• **STATED EXERCISE**
Of the lines in the listing, how many include the string "title"? Write the number and nothing else.

• **DATA SUPPLIED**

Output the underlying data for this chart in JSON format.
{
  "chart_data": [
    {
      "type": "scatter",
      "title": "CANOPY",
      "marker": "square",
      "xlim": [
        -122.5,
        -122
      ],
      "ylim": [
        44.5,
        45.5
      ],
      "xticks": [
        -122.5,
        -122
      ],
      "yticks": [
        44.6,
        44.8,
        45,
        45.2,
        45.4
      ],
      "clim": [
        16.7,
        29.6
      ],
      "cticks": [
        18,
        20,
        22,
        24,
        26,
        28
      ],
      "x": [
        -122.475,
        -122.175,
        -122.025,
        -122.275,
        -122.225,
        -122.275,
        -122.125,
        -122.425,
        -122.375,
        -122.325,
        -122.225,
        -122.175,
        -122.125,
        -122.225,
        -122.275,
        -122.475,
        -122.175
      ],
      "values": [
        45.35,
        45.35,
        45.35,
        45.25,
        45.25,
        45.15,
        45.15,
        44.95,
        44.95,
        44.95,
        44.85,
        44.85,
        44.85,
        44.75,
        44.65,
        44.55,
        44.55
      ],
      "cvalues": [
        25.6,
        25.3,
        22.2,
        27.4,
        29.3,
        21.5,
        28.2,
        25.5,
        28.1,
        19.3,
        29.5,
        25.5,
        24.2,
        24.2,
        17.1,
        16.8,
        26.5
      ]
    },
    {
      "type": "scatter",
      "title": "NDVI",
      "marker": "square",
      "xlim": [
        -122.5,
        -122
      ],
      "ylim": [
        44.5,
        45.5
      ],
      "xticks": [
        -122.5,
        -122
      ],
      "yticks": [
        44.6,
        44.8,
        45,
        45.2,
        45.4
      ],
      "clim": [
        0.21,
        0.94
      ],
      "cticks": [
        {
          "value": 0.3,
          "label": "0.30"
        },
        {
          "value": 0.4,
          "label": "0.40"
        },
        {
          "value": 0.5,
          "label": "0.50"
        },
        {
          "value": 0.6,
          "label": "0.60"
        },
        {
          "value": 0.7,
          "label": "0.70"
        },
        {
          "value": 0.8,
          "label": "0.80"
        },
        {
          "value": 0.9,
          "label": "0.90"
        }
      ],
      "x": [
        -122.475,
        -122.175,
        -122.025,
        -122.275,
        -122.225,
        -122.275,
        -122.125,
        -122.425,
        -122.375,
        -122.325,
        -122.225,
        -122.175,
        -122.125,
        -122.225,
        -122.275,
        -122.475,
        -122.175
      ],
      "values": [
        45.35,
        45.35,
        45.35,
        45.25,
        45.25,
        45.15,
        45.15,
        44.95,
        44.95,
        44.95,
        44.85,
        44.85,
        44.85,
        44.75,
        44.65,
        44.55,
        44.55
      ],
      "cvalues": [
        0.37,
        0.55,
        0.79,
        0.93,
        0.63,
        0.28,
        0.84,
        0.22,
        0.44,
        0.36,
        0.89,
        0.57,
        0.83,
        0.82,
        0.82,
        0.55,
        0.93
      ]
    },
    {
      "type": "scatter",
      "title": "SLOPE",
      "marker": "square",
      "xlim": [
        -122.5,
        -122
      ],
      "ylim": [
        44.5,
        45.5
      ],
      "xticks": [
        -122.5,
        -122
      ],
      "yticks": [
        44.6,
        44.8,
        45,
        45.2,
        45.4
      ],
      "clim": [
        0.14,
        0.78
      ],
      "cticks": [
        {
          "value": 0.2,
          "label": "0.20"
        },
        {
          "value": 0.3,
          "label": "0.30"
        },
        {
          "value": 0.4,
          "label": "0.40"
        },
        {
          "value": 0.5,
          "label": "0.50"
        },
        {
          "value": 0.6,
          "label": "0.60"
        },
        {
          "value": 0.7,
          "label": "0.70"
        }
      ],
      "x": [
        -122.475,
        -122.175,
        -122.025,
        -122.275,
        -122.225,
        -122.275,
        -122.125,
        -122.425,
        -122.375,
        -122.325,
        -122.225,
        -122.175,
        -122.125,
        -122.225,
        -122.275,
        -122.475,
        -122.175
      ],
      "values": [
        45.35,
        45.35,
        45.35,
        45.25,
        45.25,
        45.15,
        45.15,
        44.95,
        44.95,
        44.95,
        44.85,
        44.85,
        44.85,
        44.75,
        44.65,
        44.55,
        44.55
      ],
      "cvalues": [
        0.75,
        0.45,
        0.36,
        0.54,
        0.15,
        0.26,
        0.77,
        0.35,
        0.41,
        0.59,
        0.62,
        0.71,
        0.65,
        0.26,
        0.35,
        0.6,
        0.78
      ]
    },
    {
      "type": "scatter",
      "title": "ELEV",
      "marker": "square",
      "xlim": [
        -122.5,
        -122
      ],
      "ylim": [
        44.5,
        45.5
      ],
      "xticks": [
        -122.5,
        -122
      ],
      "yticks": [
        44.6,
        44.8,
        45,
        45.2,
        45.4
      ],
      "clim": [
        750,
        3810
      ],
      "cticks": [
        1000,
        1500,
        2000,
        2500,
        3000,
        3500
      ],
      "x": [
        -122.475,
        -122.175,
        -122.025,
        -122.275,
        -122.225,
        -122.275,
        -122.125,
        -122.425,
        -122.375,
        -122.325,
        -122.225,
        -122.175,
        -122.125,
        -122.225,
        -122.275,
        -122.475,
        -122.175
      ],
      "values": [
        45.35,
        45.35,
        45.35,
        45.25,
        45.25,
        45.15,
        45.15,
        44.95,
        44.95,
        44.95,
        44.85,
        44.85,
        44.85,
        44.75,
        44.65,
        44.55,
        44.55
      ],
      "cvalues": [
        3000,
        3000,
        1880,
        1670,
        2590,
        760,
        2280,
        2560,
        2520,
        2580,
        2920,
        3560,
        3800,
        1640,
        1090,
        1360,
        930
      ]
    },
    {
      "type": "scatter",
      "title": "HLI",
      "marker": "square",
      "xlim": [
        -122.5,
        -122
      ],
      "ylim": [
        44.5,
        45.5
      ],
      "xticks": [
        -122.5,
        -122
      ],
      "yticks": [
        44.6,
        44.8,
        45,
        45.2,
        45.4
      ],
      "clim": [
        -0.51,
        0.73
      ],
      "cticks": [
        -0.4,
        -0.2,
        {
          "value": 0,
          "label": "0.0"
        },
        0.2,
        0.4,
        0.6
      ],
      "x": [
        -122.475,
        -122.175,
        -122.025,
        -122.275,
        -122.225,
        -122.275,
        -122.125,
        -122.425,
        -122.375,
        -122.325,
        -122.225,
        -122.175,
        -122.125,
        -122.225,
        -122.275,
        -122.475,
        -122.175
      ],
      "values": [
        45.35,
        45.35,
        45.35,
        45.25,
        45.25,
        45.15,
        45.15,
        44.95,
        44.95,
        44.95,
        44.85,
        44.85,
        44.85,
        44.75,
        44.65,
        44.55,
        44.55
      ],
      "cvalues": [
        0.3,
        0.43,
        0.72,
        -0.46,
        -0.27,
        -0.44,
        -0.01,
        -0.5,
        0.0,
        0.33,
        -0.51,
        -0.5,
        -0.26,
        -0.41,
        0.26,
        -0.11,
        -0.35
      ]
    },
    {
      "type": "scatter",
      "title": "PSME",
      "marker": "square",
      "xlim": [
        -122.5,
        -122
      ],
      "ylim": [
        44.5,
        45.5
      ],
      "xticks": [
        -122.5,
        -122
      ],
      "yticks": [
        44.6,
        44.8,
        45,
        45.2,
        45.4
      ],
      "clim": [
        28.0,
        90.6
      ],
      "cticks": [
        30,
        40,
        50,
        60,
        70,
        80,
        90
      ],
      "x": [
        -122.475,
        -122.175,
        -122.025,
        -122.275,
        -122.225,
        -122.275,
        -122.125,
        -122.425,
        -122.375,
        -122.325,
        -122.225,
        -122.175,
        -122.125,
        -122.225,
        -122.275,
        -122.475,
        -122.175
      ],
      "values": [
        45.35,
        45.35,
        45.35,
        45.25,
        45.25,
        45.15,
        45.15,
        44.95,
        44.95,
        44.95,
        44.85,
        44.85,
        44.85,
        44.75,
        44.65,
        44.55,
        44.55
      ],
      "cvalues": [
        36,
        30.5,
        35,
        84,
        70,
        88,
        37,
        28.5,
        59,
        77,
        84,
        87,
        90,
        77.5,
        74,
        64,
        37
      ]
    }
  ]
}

• **WORKED ANSWER**
6